----- Testo fornito
Cosa ti ha mai fatto quel povero specchio?
La preziosa parola che cambia tutto: accettazione
Guarda, disse Get con un pensiero molto semplice: “Cosa ti ha mai fatto quel povero specchio? Cosa ti ha mai fatto quel povero pezzo di vetro?” Non guardare il tuo specchio con così tanto odio.
A volte ci guardiamo allo specchio e non ci piace quello che vediamo: il nostro naso, le nostre sopracciglia, i nostri capelli radi, le nostre rughe, il fatto che non abbiamo più vent’anni… anche a 75 anni fa male. Sapete di cosa si tratta? Una parola bellissima: accettazione.
Ricordo che vivevo in Spagna quando Salvador Dalí morì, credo fosse l’87. Lo portarono in ospedale già molto malato, aveva più di 80 anni, era attaccato alle macchine (nell’87, immaginate come fossero). E lui disse: “Anche se dovessi vivere così per il resto della mia vita, non morirò”. Morì quattro giorni dopo. Fu incredibilmente difficile per me sentirglielo dire. Era il pianto di qualcuno che non riusciva ad accettare di essere umano, che non riusciva ad accettare di invecchiare, di ammalarsi o di affrontare la possibilità di un incidente che potesse costringerti a camminare, a essere storto o a stare su una sedia a rotelle a 25 anni.
Conosciamo tutti l’ideale: arrivare a 95 o 100 anni con perfette facoltà mentali, completamente indipendenti: mi lavo da sola, mi vesto da sola, cucino da sola, cammino da sola… Questo è l’ideale. Ma la realtà è spesso diversa: ho bisogno di mio marito o di mia moglie, non riesco più a vestirmi da sola, dimentico le cose, mi sento stanca, non mi è più permesso lavorare, perdo l’udito e finiamo per urlarci contro (non perché litighiamo, ma perché non ci sentiamo più).
È come i bambini: non piangono per infastidirti, piangono perché è il loro linguaggio. E anche gli anziani hanno il loro linguaggio: camminano con difficoltà, vedono male, sentono meno, mangiano sempre le stesse cose o molto poco, sono meno tolleranti. Ci sono eccezioni, certo, ma la regola generale ha un nome: accettazione.
----------
----- Dati di partenza
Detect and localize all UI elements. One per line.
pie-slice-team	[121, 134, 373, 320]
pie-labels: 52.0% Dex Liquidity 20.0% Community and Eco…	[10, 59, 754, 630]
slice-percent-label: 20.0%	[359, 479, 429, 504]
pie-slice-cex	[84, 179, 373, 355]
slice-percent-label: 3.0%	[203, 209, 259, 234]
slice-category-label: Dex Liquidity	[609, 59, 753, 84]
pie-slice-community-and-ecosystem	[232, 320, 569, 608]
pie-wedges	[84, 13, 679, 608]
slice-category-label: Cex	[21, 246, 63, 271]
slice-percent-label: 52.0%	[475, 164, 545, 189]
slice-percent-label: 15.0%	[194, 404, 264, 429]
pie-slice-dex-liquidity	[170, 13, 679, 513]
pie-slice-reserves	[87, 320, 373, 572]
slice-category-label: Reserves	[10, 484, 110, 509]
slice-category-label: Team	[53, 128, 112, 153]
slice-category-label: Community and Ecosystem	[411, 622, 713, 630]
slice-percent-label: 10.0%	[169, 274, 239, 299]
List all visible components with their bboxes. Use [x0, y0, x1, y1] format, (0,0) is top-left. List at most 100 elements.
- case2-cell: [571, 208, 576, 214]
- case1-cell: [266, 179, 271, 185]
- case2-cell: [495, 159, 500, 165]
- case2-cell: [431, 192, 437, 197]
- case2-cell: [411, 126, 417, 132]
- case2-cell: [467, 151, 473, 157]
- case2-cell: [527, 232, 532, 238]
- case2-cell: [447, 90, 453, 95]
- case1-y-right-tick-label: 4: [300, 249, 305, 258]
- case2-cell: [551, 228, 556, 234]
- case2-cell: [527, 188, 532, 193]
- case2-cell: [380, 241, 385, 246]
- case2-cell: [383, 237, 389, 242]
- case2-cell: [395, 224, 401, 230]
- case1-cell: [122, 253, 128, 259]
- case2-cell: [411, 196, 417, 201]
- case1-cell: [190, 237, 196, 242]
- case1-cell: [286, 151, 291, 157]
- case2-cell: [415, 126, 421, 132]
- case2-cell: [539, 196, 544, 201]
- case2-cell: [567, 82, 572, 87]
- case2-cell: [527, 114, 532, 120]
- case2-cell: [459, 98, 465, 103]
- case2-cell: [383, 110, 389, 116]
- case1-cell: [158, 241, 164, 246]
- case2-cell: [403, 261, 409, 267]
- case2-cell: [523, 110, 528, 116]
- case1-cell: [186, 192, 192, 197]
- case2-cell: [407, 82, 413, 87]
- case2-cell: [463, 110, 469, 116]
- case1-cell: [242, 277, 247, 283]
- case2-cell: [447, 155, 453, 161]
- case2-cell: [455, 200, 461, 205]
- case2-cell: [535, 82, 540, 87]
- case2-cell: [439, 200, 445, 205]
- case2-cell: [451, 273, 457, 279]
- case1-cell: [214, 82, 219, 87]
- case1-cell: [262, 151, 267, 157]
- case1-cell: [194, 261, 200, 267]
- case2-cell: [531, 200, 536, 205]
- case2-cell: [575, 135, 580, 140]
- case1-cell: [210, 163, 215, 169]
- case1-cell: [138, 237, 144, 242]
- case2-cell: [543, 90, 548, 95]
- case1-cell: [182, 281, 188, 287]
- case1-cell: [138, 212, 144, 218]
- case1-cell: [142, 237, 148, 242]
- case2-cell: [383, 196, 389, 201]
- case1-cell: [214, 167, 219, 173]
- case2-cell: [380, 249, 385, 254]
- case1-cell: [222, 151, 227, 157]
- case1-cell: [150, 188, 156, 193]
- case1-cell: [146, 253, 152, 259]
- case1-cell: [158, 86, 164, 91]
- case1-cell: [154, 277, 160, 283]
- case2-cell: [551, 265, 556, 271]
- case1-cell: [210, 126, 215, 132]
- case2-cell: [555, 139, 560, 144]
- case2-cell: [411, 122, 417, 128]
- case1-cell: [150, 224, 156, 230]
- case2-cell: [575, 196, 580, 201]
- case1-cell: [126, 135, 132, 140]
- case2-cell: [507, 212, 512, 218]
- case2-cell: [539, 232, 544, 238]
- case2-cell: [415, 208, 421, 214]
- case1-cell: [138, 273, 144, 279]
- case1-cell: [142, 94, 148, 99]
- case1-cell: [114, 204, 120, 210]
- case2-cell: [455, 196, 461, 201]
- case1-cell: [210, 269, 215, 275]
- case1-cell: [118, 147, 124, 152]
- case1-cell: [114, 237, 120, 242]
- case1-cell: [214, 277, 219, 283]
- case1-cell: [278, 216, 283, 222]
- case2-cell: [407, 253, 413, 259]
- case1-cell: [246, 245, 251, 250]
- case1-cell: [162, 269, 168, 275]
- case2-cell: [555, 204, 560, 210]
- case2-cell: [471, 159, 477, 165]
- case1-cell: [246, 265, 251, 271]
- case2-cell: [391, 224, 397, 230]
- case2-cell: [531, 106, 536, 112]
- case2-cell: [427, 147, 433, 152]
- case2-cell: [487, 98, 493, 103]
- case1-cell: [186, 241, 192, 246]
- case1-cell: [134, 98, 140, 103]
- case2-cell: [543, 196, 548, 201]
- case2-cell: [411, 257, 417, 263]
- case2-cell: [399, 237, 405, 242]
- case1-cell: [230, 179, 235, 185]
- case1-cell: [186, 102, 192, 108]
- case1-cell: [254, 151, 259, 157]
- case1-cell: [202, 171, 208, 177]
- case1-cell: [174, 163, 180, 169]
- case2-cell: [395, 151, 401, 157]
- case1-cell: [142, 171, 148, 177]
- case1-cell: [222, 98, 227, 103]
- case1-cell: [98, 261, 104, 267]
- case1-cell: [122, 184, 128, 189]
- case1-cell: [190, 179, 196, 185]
----------
» Cosa farai:
A: Riporta il tratto del testo sull'accettazione da “Conosciamo tutti l’ideale: arrivare” fino a “ci sentiamo più).”, sostituendo “mio marito” con il nuovo nome “mio figlio”.
B: Prosegui il testo sull'accettazione dal punto in cui si ferma.

» Soluzioni delle attività:
A:
Conosciamo tutti l’ideale: arrivare a 95 o 100 anni con perfette facoltà mentali, completamente indipendenti: mi lavo da sola, mi vesto da sola, cucino da sola, cammino da sola… Questo è l’ideale. Ma la realtà è spesso diversa: ho bisogno di mio figlio o di mia moglie, non riesco più a vestirmi da sola, dimentico le cose, mi sento stanca, non mi è più permesso lavorare, perdo l’udito e finiamo per urlarci contro (non perché litighiamo, ma perché non ci sentiamo più).

B:
Accetta che non hai più la stessa età, la stessa forza, che non hai sempre ragione. Accettazione.
Gesù ci ha dato l’esempio più potente nel Getsemani. Tre volte chiese: “Padre, allontana da me questo calice”, ma aggiunse: “Non come voglio io, ma come vuoi tu”. Perché tre volte? Perché fosse chiaro come il sole che aveva un enorme desiderio di vivere, di rimanere tra noi, che ciò che lo aspettava lo addolorava profondamente: le percosse, gli sputi, la flagellazione, la corona di spine, il portare la croce sanguinante e tre ore inchiodato – non legato – a essa. Sapeva tutto, eppure concluse dicendo: “Andiamo, perché colui che mi tradisce è vicino”. Un’accettazione totale della volontà del Padre.
Accettare non significa arrendersi. Non si tratta di interrompere l’assunzione di farmaci, di smettere di fare attività fisica, di non lavarsi più o di rinunciare a impegnarsi per essere il meglio che si può. Accettare significa fare tutto ciò che si può fare, ma accettare pacificamente ciò che non si può più cambiare.
Chi accetta se stesso impara anche ad accettare gli altri:
- Accettare che mia moglie non cammina più e non sente più come una volta.
- Accettare che un bambino sia nato con abilità diverse e che non parlerà mai né sarà in grado di prendersi cura di sé.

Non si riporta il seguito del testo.